- [TO DO]:
Some lines of these records may hold the word "screenshot"; state how many, using only the number.

- [INPUT DATA]:
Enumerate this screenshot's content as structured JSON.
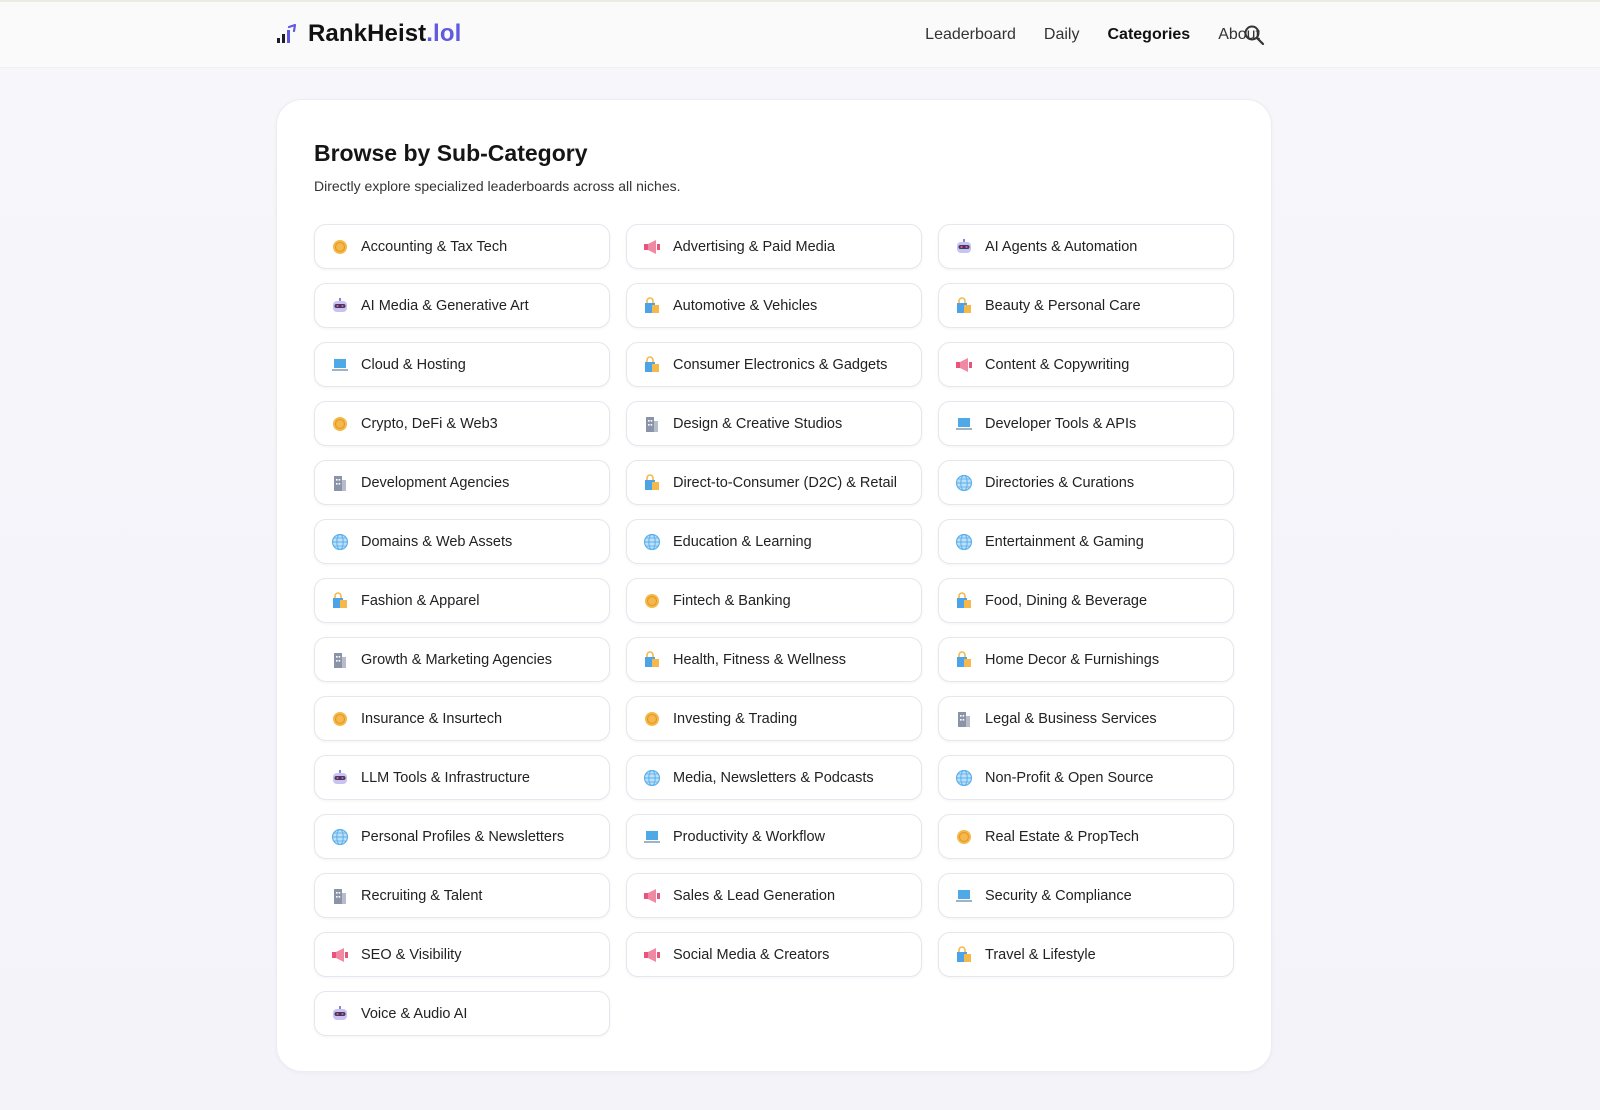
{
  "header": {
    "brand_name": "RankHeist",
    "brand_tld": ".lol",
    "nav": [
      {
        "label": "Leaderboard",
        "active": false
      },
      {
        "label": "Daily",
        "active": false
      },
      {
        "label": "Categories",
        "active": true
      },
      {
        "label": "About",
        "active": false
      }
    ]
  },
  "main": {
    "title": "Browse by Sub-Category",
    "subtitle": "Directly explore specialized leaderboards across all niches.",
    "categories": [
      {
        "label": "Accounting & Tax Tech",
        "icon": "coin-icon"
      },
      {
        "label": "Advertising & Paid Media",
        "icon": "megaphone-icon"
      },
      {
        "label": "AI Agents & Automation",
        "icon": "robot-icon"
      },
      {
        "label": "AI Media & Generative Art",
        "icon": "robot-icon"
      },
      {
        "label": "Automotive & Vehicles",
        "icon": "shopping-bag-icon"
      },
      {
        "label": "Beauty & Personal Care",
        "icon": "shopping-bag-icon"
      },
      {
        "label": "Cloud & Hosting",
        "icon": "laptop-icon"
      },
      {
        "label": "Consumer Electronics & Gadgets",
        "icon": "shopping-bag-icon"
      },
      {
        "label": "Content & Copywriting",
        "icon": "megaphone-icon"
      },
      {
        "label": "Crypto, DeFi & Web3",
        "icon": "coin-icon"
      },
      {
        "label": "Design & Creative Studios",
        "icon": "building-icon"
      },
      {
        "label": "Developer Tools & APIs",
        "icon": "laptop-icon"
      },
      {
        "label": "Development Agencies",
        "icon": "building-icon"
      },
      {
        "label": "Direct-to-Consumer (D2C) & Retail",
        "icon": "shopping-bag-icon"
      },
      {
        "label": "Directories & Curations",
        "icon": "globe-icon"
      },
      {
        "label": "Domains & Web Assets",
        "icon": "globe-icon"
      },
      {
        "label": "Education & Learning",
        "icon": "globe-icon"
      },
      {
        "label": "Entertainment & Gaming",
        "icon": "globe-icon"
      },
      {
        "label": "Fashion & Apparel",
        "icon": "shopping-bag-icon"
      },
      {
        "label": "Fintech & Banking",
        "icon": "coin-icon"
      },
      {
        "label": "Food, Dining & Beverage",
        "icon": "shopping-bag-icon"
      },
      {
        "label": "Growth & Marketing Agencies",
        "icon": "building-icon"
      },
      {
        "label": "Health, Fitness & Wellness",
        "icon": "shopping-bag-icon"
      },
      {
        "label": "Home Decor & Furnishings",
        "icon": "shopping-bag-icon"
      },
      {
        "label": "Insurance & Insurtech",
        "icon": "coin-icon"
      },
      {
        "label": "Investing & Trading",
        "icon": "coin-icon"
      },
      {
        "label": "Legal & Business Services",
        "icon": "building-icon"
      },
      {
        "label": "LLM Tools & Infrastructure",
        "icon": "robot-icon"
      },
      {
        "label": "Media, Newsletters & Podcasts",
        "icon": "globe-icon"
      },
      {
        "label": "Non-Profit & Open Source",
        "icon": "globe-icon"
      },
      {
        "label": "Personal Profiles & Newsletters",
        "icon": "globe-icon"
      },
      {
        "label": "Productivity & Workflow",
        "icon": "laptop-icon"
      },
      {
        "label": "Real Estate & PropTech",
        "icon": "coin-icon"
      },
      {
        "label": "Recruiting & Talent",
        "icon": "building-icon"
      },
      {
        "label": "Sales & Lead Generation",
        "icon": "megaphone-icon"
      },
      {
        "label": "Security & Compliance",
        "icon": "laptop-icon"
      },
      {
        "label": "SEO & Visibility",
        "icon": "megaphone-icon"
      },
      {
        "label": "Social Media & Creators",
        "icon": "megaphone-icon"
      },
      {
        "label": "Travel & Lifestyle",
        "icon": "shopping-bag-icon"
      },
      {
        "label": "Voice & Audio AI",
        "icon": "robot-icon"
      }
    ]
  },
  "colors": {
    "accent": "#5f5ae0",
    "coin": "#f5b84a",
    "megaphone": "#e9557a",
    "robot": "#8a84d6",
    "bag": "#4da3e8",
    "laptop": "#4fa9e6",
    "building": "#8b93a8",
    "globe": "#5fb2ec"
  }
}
---
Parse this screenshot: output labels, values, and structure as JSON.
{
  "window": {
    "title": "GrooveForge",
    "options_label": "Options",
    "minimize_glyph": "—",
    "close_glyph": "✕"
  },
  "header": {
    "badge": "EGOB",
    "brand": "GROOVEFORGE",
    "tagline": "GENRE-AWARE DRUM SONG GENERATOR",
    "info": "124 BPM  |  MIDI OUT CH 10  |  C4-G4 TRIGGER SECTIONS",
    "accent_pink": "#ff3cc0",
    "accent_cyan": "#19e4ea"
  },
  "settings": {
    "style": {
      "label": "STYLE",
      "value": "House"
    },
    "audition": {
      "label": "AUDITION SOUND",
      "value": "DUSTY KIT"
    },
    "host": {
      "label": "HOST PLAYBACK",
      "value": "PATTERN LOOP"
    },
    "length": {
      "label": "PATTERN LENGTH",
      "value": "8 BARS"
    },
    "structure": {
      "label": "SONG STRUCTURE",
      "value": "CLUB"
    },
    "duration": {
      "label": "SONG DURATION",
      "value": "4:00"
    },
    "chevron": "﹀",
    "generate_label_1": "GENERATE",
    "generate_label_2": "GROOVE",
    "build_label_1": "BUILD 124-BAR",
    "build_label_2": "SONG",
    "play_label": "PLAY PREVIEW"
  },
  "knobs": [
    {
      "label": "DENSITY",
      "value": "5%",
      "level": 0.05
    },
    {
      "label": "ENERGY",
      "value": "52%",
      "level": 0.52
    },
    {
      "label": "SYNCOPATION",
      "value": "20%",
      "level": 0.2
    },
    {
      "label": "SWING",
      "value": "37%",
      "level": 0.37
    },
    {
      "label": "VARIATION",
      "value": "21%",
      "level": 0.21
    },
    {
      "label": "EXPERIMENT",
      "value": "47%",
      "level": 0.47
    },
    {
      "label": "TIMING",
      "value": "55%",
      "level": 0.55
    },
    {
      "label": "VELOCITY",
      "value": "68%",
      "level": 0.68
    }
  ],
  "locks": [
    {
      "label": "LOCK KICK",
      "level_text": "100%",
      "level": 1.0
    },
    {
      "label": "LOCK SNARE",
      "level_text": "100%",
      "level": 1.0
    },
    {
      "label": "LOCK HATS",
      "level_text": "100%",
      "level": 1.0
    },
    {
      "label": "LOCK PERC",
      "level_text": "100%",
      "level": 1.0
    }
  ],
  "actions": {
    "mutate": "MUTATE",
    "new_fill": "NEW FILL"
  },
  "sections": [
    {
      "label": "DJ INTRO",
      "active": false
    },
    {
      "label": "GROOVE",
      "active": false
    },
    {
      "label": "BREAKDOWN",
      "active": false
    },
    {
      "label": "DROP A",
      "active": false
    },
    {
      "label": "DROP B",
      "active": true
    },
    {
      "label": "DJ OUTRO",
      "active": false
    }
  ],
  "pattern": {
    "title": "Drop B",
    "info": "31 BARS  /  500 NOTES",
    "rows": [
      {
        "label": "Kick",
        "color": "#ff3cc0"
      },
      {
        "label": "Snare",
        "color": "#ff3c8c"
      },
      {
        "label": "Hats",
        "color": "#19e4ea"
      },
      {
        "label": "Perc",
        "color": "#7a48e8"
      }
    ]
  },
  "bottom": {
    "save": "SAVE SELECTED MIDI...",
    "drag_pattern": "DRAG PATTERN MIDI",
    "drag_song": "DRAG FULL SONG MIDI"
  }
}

- [RESPONSE TO THE TASK]:
2